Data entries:
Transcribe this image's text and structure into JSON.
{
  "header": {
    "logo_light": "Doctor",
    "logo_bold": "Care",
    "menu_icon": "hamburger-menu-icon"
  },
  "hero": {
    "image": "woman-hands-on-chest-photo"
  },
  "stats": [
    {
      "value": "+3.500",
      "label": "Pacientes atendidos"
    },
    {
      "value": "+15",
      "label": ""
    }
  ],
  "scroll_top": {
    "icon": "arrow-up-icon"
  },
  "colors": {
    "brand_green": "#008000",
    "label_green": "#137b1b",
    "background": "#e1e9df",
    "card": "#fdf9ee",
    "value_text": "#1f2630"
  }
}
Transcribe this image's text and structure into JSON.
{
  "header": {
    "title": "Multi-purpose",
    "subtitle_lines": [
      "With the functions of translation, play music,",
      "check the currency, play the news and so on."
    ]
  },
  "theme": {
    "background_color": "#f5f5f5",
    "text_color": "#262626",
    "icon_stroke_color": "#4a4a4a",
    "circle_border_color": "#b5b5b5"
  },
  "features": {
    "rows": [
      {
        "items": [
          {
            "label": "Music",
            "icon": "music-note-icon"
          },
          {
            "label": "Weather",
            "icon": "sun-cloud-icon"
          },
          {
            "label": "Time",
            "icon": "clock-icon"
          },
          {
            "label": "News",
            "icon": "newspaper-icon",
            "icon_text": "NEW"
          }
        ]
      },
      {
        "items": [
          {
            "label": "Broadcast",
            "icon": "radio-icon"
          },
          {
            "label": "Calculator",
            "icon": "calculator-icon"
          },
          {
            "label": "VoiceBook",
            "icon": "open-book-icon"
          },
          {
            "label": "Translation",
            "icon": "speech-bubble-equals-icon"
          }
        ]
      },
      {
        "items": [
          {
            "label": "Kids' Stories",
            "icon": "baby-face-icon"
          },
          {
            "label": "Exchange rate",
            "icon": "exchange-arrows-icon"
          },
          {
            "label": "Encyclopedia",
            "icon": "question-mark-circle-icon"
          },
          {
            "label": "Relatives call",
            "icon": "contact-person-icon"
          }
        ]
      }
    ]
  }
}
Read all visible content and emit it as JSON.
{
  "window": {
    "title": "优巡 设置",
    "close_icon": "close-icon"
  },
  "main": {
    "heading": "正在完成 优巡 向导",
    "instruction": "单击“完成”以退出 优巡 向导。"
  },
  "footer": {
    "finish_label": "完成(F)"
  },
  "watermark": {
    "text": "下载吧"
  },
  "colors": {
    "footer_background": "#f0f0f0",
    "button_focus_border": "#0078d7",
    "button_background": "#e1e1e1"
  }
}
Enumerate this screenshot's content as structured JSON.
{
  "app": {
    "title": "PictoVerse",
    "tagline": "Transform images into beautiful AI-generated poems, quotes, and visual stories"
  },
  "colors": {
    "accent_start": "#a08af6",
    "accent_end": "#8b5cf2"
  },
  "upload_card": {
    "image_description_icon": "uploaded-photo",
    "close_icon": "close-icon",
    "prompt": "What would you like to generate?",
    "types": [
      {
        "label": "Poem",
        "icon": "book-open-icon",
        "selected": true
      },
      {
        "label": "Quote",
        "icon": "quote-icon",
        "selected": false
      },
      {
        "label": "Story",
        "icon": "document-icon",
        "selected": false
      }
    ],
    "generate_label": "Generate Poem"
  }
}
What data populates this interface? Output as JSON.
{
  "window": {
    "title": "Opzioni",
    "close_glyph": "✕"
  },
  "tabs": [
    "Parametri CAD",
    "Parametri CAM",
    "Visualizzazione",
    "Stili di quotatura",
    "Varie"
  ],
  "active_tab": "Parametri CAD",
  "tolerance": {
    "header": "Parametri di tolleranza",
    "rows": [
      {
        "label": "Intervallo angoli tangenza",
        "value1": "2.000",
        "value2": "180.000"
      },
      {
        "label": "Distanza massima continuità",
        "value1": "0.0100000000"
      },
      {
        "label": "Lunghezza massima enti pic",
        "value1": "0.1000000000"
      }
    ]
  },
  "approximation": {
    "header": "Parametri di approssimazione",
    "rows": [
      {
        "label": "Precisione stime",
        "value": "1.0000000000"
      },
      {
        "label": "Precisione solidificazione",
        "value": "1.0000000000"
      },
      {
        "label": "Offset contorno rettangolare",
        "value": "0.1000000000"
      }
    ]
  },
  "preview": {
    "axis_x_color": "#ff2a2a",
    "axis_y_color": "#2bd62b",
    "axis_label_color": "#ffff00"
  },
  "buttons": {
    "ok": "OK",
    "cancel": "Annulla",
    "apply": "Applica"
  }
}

Written problem » Copy out all lines above that include the string "What".

Full answer »
    "prompt": "What would you like to generate?",
What data populates this interface? Output as JSON.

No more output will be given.